Start DATA SHOWN
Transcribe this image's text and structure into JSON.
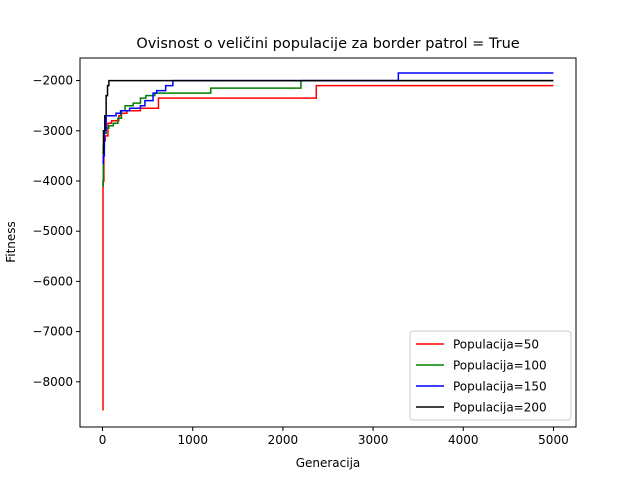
{
  "chart_data": {
    "type": "line",
    "title": "Ovisnost o veličini populacije za border patrol = True",
    "xlabel": "Generacija",
    "ylabel": "Fitness",
    "xlim": [
      -250,
      5250
    ],
    "ylim": [
      -8900,
      -1550
    ],
    "xticks": [
      0,
      1000,
      2000,
      3000,
      4000,
      5000
    ],
    "yticks": [
      -8000,
      -7000,
      -6000,
      -5000,
      -4000,
      -3000,
      -2000
    ],
    "grid": false,
    "legend_position": "lower-right",
    "step": true,
    "series": [
      {
        "name": "Populacija=50",
        "color": "#ff0000",
        "points": [
          [
            0,
            -8560
          ],
          [
            5,
            -4000
          ],
          [
            15,
            -3200
          ],
          [
            30,
            -3100
          ],
          [
            60,
            -2850
          ],
          [
            100,
            -2800
          ],
          [
            180,
            -2700
          ],
          [
            200,
            -2650
          ],
          [
            270,
            -2600
          ],
          [
            420,
            -2550
          ],
          [
            620,
            -2350
          ],
          [
            2370,
            -2100
          ],
          [
            5000,
            -2100
          ]
        ]
      },
      {
        "name": "Populacija=100",
        "color": "#008000",
        "points": [
          [
            0,
            -4100
          ],
          [
            8,
            -3300
          ],
          [
            20,
            -3050
          ],
          [
            40,
            -2950
          ],
          [
            70,
            -2900
          ],
          [
            120,
            -2850
          ],
          [
            170,
            -2750
          ],
          [
            210,
            -2600
          ],
          [
            250,
            -2500
          ],
          [
            340,
            -2450
          ],
          [
            420,
            -2350
          ],
          [
            480,
            -2300
          ],
          [
            580,
            -2250
          ],
          [
            1200,
            -2150
          ],
          [
            2200,
            -2000
          ],
          [
            5000,
            -2000
          ]
        ]
      },
      {
        "name": "Populacija=150",
        "color": "#0000ff",
        "points": [
          [
            0,
            -3650
          ],
          [
            8,
            -3500
          ],
          [
            20,
            -3000
          ],
          [
            40,
            -2700
          ],
          [
            150,
            -2650
          ],
          [
            200,
            -2600
          ],
          [
            300,
            -2550
          ],
          [
            420,
            -2500
          ],
          [
            470,
            -2400
          ],
          [
            560,
            -2250
          ],
          [
            600,
            -2200
          ],
          [
            700,
            -2100
          ],
          [
            780,
            -2000
          ],
          [
            3280,
            -1850
          ],
          [
            5000,
            -1850
          ]
        ]
      },
      {
        "name": "Populacija=200",
        "color": "#000000",
        "points": [
          [
            0,
            -3450
          ],
          [
            10,
            -3000
          ],
          [
            25,
            -2700
          ],
          [
            40,
            -2300
          ],
          [
            55,
            -2100
          ],
          [
            70,
            -2000
          ],
          [
            5000,
            -2000
          ]
        ]
      }
    ]
  }
}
End DATA SHOWN
Pull out every line in the material above where "Populacija" occurs.

        "name": "Populacija=50",
        "name": "Populacija=100",
        "name": "Populacija=150",
        "name": "Populacija=200",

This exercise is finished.